Start

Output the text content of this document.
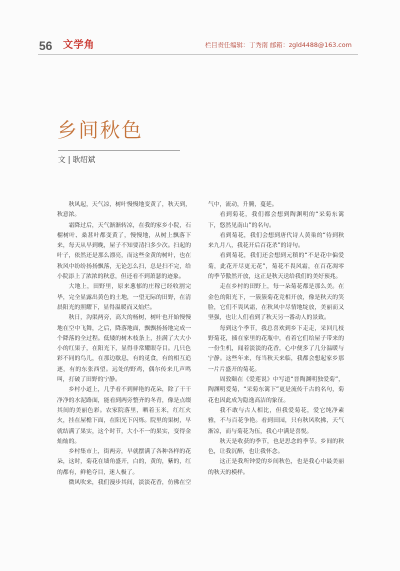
56 文学角	栏目责任编辑：丁秀南 邮箱：zgld4488@163.com
乡间秋色
文 | 耿绍斌

秋风起，天气凉，树叶慢慢地变黄了，秋天到，秋意浓。

霜降过后，天气渐渐转凉，在我的家乡小院，石榴树叶、桑葚叶都变黄了，慢慢地，从树上飘落下来，每天从早到晚，屋子不知要清扫多少次。扫起的叶子，依然还是那么漂亮，而这些金黄的树叶，也在秋风中纷纷扬扬飘落，无论怎么扫，总是扫不完，给小院添上了浓浓的秋意，但还看不到萧瑟的迹象。

大地上，田野里，原来葱郁的庄稼已经收割完毕，完全显露出黄色的土地，一望无际的田野，在清晨阳光的照耀下，显得温暖而又灿烂。

秋日，沟渠两旁，高大的杨树，树叶也开始慢慢地在空中飞舞，之后，降落地面，飘飘扬扬地完成一个降落的全过程。低矮的树木枝条上，挂满了大大小小的红果子，在阳光下，显得非常耀眼夺目。几只色彩不同的鸟儿，在那边歇息，有的觅食，有的相互追逐，有的东张西望。远处的野鸡，偶尔传来几声鸣叫，打破了田野的宁静。

乡村小道上，几乎看不到鲜艳的花朵，除了干干净净的水泥路面，能看到两旁整齐的冬青，像是点缀其间的美丽色彩。农家院落里，晒着玉米，红红火火，挂在屋檐下面，在阳光下闪烁。院里的果树，早就结满了果实，这个时节，大小不一的果实，变得金灿灿的。

乡村集市上，街两旁，早就摆满了各种各样的花朵，这时，菊花在墙角盛开，白的，黄的，紫的，红的都有，鲜艳夺目，迷人极了。

微风吹来，我们漫步其间，淡淡花香，仿佛在空

气中，流动，升腾，蔓延。

看到菊花，我们都会想到陶渊明的“采菊东篱下，悠然见南山”的名句。

看到菊花，我们会想到唐代诗人黄巢的“待到秋来九月八，我花开后百花杀”的诗句。

看到菊花，我们还会想到元稹的“不是花中偏爱菊，此花开尽更无花”，菊花不畏风霜，在百花凋零的季节傲然开放，这正是秋天送给我们的美好预兆。

走在乡村的田野上，每一朵菊花都是那么美。在金色的阳光下，一簇簇菊花竞相开放，像是秋天的笑脸，它们不畏风霜，在秋风中尽情地绽放，美丽而又坚强，也让人们看到了秋天另一番动人的景致。

每到这个季节，我总喜欢到乡下走走，采回几枝野菊花，插在家里的花瓶中，看着它们给屋子带来的一份生机，闻着淡淡的花香，心中便多了几分温暖与宁静。这些年来，每当秋天来临，我都会想起家乡那一片片盛开的菊花。

周敦颐在《爱莲说》中写道“晋陶渊明独爱菊”，陶渊明爱菊，“采菊东篱下”更是流传千古的名句，菊花也因此成为隐逸高洁的象征。

我不敢与古人相比，但我爱菊花，爱它纯净素雅，不与百花争艳。看到田园，只有秋风吹拂，天气渐凉，而与菊花为伍，我心中满是喜悦。

秋天是收获的季节，也是思念的季节。乡间的秋色，让我沉醉，也让我怀念。

这正是我所钟爱的乡间秋色，也是我心中最美丽的秋天的模样。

End

GIVEN PROBLEM: Omit the pictures. Output every record above word for word.

THE ANSWER:
Output the text content of this document.
56 文学角	栏目责任编辑：丁秀南 邮箱：zgld4488@163.com
乡间秋色
文 | 耿绍斌

秋风起，天气凉，树叶慢慢地变黄了，秋天到，秋意浓。

霜降过后，天气渐渐转凉，在我的家乡小院，石榴树叶、桑葚叶都变黄了，慢慢地，从树上飘落下来，每天从早到晚，屋子不知要清扫多少次。扫起的叶子，依然还是那么漂亮，而这些金黄的树叶，也在秋风中纷纷扬扬飘落，无论怎么扫，总是扫不完，给小院添上了浓浓的秋意，但还看不到萧瑟的迹象。

大地上，田野里，原来葱郁的庄稼已经收割完毕，完全显露出黄色的土地，一望无际的田野，在清晨阳光的照耀下，显得温暖而又灿烂。

秋日，沟渠两旁，高大的杨树，树叶也开始慢慢地在空中飞舞，之后，降落地面，飘飘扬扬地完成一个降落的全过程。低矮的树木枝条上，挂满了大大小小的红果子，在阳光下，显得非常耀眼夺目。几只色彩不同的鸟儿，在那边歇息，有的觅食，有的相互追逐，有的东张西望。远处的野鸡，偶尔传来几声鸣叫，打破了田野的宁静。

乡村小道上，几乎看不到鲜艳的花朵，除了干干净净的水泥路面，能看到两旁整齐的冬青，像是点缀其间的美丽色彩。农家院落里，晒着玉米，红红火火，挂在屋檐下面，在阳光下闪烁。院里的果树，早就结满了果实，这个时节，大小不一的果实，变得金灿灿的。

乡村集市上，街两旁，早就摆满了各种各样的花朵，这时，菊花在墙角盛开，白的，黄的，紫的，红的都有，鲜艳夺目，迷人极了。

微风吹来，我们漫步其间，淡淡花香，仿佛在空

气中，流动，升腾，蔓延。

看到菊花，我们都会想到陶渊明的“采菊东篱下，悠然见南山”的名句。

看到菊花，我们会想到唐代诗人黄巢的“待到秋来九月八，我花开后百花杀”的诗句。

看到菊花，我们还会想到元稹的“不是花中偏爱菊，此花开尽更无花”，菊花不畏风霜，在百花凋零的季节傲然开放，这正是秋天送给我们的美好预兆。

走在乡村的田野上，每一朵菊花都是那么美。在金色的阳光下，一簇簇菊花竞相开放，像是秋天的笑脸，它们不畏风霜，在秋风中尽情地绽放，美丽而又坚强，也让人们看到了秋天另一番动人的景致。

每到这个季节，我总喜欢到乡下走走，采回几枝野菊花，插在家里的花瓶中，看着它们给屋子带来的一份生机，闻着淡淡的花香，心中便多了几分温暖与宁静。这些年来，每当秋天来临，我都会想起家乡那一片片盛开的菊花。

周敦颐在《爱莲说》中写道“晋陶渊明独爱菊”，陶渊明爱菊，“采菊东篱下”更是流传千古的名句，菊花也因此成为隐逸高洁的象征。

我不敢与古人相比，但我爱菊花，爱它纯净素雅，不与百花争艳。看到田园，只有秋风吹拂，天气渐凉，而与菊花为伍，我心中满是喜悦。

秋天是收获的季节，也是思念的季节。乡间的秋色，让我沉醉，也让我怀念。

这正是我所钟爱的乡间秋色，也是我心中最美丽的秋天的模样。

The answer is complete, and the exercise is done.